* Begin Data supplied *
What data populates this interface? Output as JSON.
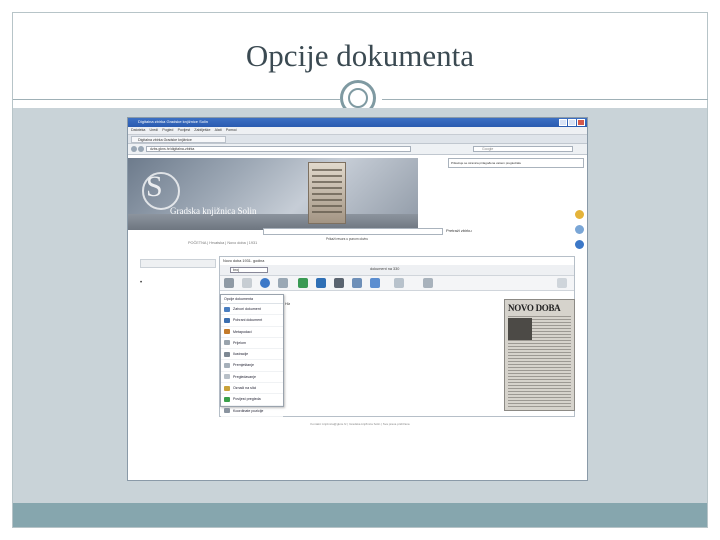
{
  "slide": {
    "title": "Opcije dokumenta"
  },
  "browser": {
    "window_title": "Digitalna zbirka Gradske knjižnice Solin",
    "menu_items": [
      "Datoteka",
      "Uredi",
      "Pogled",
      "Povijest",
      "Zabilješke",
      "Alati",
      "Pomoć"
    ],
    "tab_label": "Digitalna zbirka Gradske knjižnice",
    "url": "dzbs.gkns.hr/digitalna-zbirka",
    "search_placeholder": "Google",
    "banner_text": "Gradska knjižnica Solin",
    "redirect_text": "Prikazuje se stranica prilagođena vašem pregledniku",
    "search_button": "Pretraži zbirku",
    "crumbs": "POČETNA  |  Hrvatska  |  Novo doba  |  1931",
    "resource_link": "Prikaži resurs u punom okviru"
  },
  "viewer": {
    "header": "Novo doba 1931. godina",
    "select_value": "broj",
    "page_label": "dokument na 330",
    "fragment_text": "Hlz"
  },
  "menu": {
    "header": "Opcije dokumenta",
    "items": [
      {
        "label": "Zatvori dokument",
        "color": "#4a7fc1"
      },
      {
        "label": "Pohrani dokument",
        "color": "#3c6fb0"
      },
      {
        "label": "Metapodaci",
        "color": "#c47b2a"
      },
      {
        "label": "Prijelom",
        "color": "#9aa4ad"
      },
      {
        "label": "Ilustracije",
        "color": "#7d8893"
      },
      {
        "label": "Premještanje",
        "color": "#a6b0ba"
      },
      {
        "label": "Pregledavanje",
        "color": "#b8c0c8"
      },
      {
        "label": "Označi na slici",
        "color": "#c9a23a"
      },
      {
        "label": "Povijest pregleda",
        "color": "#3aa04a"
      },
      {
        "label": "Koordinate pozicije",
        "color": "#8a94a0"
      }
    ]
  },
  "newspaper": {
    "masthead": "NOVO DOBA"
  },
  "footnote": "Kontakt: knjiznica@gkns.hr | Gradska knjižnica Solin | Sva prava pridržana",
  "colors": {
    "accent": "#7f9aa2",
    "panel": "#c9d3d8",
    "footer": "#86a6ae"
  }
}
* End Data supplied *
Find the word "Gradska" in the material, then list each line that holds it.

## Result of this exercise
    "banner_text": "Gradska knjižnica Solin",
  "footnote": "Kontakt: knjiznica@gkns.hr | Gradska knjižnica Solin | Sva prava pridržana",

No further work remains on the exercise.